Count lines holding the word "Genauigkeitsklasse". Only the number is wanted.

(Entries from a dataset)

__________

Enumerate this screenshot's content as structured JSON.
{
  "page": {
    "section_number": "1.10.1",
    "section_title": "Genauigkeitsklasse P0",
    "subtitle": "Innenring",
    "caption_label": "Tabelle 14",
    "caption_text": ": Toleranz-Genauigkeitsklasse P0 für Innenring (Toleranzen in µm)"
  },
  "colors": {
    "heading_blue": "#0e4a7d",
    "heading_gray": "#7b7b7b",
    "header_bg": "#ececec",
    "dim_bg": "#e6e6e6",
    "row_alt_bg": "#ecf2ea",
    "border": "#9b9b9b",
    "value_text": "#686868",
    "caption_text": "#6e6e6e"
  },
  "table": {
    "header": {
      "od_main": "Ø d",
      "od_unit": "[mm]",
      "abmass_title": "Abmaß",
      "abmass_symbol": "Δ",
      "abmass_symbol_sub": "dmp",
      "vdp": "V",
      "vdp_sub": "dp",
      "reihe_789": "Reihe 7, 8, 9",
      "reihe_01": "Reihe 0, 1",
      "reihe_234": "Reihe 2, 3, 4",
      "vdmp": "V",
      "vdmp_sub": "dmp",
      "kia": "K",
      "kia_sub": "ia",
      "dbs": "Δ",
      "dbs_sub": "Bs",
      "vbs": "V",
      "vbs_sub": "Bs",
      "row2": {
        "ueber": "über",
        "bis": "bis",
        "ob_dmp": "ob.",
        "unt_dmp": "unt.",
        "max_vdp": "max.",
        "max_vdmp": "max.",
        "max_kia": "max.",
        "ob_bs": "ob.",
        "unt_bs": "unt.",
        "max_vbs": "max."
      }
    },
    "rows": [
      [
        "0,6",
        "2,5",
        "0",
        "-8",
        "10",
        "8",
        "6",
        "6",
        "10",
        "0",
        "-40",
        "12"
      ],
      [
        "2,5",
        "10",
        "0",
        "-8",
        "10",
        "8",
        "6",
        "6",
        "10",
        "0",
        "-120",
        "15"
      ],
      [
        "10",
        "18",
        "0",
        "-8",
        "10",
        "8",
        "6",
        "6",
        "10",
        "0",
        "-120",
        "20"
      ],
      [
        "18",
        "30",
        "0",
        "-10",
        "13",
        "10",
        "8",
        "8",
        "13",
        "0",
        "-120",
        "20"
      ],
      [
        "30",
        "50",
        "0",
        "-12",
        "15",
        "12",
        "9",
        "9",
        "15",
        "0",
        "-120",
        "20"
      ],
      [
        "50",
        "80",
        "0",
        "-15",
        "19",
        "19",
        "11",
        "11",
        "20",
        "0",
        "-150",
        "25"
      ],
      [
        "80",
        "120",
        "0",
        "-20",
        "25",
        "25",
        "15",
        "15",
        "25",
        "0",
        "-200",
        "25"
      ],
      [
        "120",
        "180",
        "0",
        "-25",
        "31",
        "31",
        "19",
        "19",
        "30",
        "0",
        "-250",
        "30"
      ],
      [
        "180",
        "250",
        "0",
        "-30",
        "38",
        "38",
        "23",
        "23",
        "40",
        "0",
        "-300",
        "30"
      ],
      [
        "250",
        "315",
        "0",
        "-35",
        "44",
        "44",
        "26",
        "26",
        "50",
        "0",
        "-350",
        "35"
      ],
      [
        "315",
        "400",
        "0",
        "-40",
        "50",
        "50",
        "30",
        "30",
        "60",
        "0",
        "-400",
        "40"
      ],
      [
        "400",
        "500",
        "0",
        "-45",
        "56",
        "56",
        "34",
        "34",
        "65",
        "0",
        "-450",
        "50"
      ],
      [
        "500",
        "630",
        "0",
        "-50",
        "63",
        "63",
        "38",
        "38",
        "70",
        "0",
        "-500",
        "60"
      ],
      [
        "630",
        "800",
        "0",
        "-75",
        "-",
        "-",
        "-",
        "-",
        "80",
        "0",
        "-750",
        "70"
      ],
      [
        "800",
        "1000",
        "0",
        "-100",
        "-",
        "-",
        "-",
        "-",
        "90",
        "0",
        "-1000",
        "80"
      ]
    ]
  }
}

__________

Written solution —
2